→ WHAT TO PRODUCE
Gather every line below where "types" appears.
──────── DATA SHOWN ────────
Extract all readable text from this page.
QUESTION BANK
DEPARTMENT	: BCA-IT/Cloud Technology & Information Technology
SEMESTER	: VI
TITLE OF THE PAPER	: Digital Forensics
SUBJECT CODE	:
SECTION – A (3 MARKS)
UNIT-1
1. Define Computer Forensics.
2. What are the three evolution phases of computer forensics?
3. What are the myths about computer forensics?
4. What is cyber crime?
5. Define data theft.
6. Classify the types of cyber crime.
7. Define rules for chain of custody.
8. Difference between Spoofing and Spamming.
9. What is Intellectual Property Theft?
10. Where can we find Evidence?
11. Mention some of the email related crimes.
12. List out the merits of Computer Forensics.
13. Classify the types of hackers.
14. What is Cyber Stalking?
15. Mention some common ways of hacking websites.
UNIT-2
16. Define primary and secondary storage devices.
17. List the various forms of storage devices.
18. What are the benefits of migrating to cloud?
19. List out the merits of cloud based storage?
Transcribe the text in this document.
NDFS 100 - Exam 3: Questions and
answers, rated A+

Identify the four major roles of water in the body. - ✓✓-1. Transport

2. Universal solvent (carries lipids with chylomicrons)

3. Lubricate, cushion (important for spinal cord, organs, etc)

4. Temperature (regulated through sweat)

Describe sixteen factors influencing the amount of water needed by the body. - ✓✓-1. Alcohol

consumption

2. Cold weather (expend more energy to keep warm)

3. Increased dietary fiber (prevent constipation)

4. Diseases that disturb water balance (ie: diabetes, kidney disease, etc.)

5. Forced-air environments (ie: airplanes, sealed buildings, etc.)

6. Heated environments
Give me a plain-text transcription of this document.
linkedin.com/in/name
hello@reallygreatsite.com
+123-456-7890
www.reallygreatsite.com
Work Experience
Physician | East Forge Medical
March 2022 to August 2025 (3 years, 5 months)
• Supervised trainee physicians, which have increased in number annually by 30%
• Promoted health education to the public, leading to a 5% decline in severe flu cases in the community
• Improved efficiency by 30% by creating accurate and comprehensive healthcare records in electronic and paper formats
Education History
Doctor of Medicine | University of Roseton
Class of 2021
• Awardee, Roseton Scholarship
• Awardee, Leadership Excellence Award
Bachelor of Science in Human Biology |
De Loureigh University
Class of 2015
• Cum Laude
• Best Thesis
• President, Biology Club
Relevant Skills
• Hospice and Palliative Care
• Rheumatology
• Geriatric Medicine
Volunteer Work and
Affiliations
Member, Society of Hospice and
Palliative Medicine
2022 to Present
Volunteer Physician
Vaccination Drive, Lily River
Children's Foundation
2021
────────
→ WRITTEN RESPONSE
6. Classify the types of cyber crime.
13. Classify the types of hackers.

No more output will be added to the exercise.